» **Stated task**
Could you print every record below exactly as it appears?

» **Data for processing**
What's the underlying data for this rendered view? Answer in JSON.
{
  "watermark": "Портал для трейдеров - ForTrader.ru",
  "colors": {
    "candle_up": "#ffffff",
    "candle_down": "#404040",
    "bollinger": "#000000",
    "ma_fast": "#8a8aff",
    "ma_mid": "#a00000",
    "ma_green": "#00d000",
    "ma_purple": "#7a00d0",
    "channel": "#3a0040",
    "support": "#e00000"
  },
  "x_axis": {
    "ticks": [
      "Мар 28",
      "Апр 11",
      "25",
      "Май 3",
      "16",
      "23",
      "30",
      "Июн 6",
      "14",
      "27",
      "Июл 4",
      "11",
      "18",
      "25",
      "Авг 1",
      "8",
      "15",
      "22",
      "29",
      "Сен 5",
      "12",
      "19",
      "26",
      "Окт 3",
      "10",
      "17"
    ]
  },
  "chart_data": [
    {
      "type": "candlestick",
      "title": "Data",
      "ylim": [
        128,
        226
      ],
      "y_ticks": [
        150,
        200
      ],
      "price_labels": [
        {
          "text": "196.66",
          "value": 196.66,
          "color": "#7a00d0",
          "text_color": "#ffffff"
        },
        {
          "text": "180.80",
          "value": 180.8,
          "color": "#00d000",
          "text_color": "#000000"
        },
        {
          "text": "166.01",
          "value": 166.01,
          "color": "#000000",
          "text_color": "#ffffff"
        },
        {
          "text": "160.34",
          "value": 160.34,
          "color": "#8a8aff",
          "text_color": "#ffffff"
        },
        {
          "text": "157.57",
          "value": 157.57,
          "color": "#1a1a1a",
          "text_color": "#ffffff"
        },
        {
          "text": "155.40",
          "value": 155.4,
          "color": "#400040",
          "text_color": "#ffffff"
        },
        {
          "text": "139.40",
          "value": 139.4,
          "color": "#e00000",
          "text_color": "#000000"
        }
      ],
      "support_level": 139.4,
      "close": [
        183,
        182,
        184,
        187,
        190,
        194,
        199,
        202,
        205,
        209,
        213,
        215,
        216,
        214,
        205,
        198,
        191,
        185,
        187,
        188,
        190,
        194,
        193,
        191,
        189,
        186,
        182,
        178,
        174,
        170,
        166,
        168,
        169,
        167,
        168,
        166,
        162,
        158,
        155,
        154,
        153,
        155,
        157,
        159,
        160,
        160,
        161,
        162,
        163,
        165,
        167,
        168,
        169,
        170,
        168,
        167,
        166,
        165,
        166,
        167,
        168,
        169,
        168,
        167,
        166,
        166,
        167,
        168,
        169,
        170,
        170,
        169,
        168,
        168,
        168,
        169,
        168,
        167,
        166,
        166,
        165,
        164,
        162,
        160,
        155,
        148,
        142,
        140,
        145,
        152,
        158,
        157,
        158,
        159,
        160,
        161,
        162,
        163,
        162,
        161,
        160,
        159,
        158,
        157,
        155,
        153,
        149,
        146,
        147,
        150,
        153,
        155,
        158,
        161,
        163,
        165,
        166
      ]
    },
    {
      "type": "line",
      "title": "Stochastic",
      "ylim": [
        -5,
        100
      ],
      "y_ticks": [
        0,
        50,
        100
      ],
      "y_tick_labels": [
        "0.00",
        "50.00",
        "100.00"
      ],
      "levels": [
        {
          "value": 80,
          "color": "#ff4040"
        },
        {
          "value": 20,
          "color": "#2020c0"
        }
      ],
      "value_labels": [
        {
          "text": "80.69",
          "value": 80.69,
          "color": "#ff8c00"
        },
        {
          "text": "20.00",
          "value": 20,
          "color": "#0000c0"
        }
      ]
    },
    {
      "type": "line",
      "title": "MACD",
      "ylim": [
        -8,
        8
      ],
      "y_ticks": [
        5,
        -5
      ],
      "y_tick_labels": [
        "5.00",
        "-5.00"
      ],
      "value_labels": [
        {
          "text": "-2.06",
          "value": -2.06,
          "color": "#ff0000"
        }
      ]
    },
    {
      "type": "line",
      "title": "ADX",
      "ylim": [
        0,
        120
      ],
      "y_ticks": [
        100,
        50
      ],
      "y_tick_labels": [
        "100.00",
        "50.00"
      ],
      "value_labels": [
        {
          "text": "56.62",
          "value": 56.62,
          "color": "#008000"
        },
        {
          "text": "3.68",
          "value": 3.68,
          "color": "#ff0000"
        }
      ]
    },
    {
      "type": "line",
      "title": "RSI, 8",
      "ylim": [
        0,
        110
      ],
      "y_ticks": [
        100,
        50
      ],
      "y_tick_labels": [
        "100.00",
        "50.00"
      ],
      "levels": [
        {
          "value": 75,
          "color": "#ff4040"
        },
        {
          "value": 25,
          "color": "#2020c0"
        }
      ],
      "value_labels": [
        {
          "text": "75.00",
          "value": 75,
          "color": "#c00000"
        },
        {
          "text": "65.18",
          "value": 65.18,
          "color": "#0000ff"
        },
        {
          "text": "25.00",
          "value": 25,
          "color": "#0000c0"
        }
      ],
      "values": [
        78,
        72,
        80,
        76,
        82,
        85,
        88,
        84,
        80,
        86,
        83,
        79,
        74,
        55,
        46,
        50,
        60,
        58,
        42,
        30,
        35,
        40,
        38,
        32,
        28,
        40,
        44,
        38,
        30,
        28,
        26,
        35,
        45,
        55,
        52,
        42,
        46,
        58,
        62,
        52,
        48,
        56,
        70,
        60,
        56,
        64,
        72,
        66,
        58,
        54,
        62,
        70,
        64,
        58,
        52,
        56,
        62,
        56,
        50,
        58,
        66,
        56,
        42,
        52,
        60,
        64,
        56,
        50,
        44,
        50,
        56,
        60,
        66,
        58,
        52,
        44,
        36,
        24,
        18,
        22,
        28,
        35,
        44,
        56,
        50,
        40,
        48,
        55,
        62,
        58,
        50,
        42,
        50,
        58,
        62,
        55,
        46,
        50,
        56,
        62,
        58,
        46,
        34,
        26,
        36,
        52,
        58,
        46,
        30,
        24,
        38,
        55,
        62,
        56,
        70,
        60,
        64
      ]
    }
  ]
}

» **The result**
What's the underlying data for this rendered view? Answer in JSON.
{
  "watermark": "Портал для трейдеров - ForTrader.ru",
  "colors": {
    "candle_up": "#ffffff",
    "candle_down": "#404040",
    "bollinger": "#000000",
    "ma_fast": "#8a8aff",
    "ma_mid": "#a00000",
    "ma_green": "#00d000",
    "ma_purple": "#7a00d0",
    "channel": "#3a0040",
    "support": "#e00000"
  },
  "x_axis": {
    "ticks": [
      "Мар 28",
      "Апр 11",
      "25",
      "Май 3",
      "16",
      "23",
      "30",
      "Июн 6",
      "14",
      "27",
      "Июл 4",
      "11",
      "18",
      "25",
      "Авг 1",
      "8",
      "15",
      "22",
      "29",
      "Сен 5",
      "12",
      "19",
      "26",
      "Окт 3",
      "10",
      "17"
    ]
  },
  "chart_data": [
    {
      "type": "candlestick",
      "title": "Data",
      "ylim": [
        128,
        226
      ],
      "y_ticks": [
        150,
        200
      ],
      "price_labels": [
        {
          "text": "196.66",
          "value": 196.66,
          "color": "#7a00d0",
          "text_color": "#ffffff"
        },
        {
          "text": "180.80",
          "value": 180.8,
          "color": "#00d000",
          "text_color": "#000000"
        },
        {
          "text": "166.01",
          "value": 166.01,
          "color": "#000000",
          "text_color": "#ffffff"
        },
        {
          "text": "160.34",
          "value": 160.34,
          "color": "#8a8aff",
          "text_color": "#ffffff"
        },
        {
          "text": "157.57",
          "value": 157.57,
          "color": "#1a1a1a",
          "text_color": "#ffffff"
        },
        {
          "text": "155.40",
          "value": 155.4,
          "color": "#400040",
          "text_color": "#ffffff"
        },
        {
          "text": "139.40",
          "value": 139.4,
          "color": "#e00000",
          "text_color": "#000000"
        }
      ],
      "support_level": 139.4,
      "close": [
        183,
        182,
        184,
        187,
        190,
        194,
        199,
        202,
        205,
        209,
        213,
        215,
        216,
        214,
        205,
        198,
        191,
        185,
        187,
        188,
        190,
        194,
        193,
        191,
        189,
        186,
        182,
        178,
        174,
        170,
        166,
        168,
        169,
        167,
        168,
        166,
        162,
        158,
        155,
        154,
        153,
        155,
        157,
        159,
        160,
        160,
        161,
        162,
        163,
        165,
        167,
        168,
        169,
        170,
        168,
        167,
        166,
        165,
        166,
        167,
        168,
        169,
        168,
        167,
        166,
        166,
        167,
        168,
        169,
        170,
        170,
        169,
        168,
        168,
        168,
        169,
        168,
        167,
        166,
        166,
        165,
        164,
        162,
        160,
        155,
        148,
        142,
        140,
        145,
        152,
        158,
        157,
        158,
        159,
        160,
        161,
        162,
        163,
        162,
        161,
        160,
        159,
        158,
        157,
        155,
        153,
        149,
        146,
        147,
        150,
        153,
        155,
        158,
        161,
        163,
        165,
        166
      ]
    },
    {
      "type": "line",
      "title": "Stochastic",
      "ylim": [
        -5,
        100
      ],
      "y_ticks": [
        0,
        50,
        100
      ],
      "y_tick_labels": [
        "0.00",
        "50.00",
        "100.00"
      ],
      "levels": [
        {
          "value": 80,
          "color": "#ff4040"
        },
        {
          "value": 20,
          "color": "#2020c0"
        }
      ],
      "value_labels": [
        {
          "text": "80.69",
          "value": 80.69,
          "color": "#ff8c00"
        },
        {
          "text": "20.00",
          "value": 20,
          "color": "#0000c0"
        }
      ]
    },
    {
      "type": "line",
      "title": "MACD",
      "ylim": [
        -8,
        8
      ],
      "y_ticks": [
        5,
        -5
      ],
      "y_tick_labels": [
        "5.00",
        "-5.00"
      ],
      "value_labels": [
        {
          "text": "-2.06",
          "value": -2.06,
          "color": "#ff0000"
        }
      ]
    },
    {
      "type": "line",
      "title": "ADX",
      "ylim": [
        0,
        120
      ],
      "y_ticks": [
        100,
        50
      ],
      "y_tick_labels": [
        "100.00",
        "50.00"
      ],
      "value_labels": [
        {
          "text": "56.62",
          "value": 56.62,
          "color": "#008000"
        },
        {
          "text": "3.68",
          "value": 3.68,
          "color": "#ff0000"
        }
      ]
    },
    {
      "type": "line",
      "title": "RSI, 8",
      "ylim": [
        0,
        110
      ],
      "y_ticks": [
        100,
        50
      ],
      "y_tick_labels": [
        "100.00",
        "50.00"
      ],
      "levels": [
        {
          "value": 75,
          "color": "#ff4040"
        },
        {
          "value": 25,
          "color": "#2020c0"
        }
      ],
      "value_labels": [
        {
          "text": "75.00",
          "value": 75,
          "color": "#c00000"
        },
        {
          "text": "65.18",
          "value": 65.18,
          "color": "#0000ff"
        },
        {
          "text": "25.00",
          "value": 25,
          "color": "#0000c0"
        }
      ],
      "values": [
        78,
        72,
        80,
        76,
        82,
        85,
        88,
        84,
        80,
        86,
        83,
        79,
        74,
        55,
        46,
        50,
        60,
        58,
        42,
        30,
        35,
        40,
        38,
        32,
        28,
        40,
        44,
        38,
        30,
        28,
        26,
        35,
        45,
        55,
        52,
        42,
        46,
        58,
        62,
        52,
        48,
        56,
        70,
        60,
        56,
        64,
        72,
        66,
        58,
        54,
        62,
        70,
        64,
        58,
        52,
        56,
        62,
        56,
        50,
        58,
        66,
        56,
        42,
        52,
        60,
        64,
        56,
        50,
        44,
        50,
        56,
        60,
        66,
        58,
        52,
        44,
        36,
        24,
        18,
        22,
        28,
        35,
        44,
        56,
        50,
        40,
        48,
        55,
        62,
        58,
        50,
        42,
        50,
        58,
        62,
        55,
        46,
        50,
        56,
        62,
        58,
        46,
        34,
        26,
        36,
        52,
        58,
        46,
        30,
        24,
        38,
        55,
        62,
        56,
        70,
        60,
        64
      ]
    }
  ]
}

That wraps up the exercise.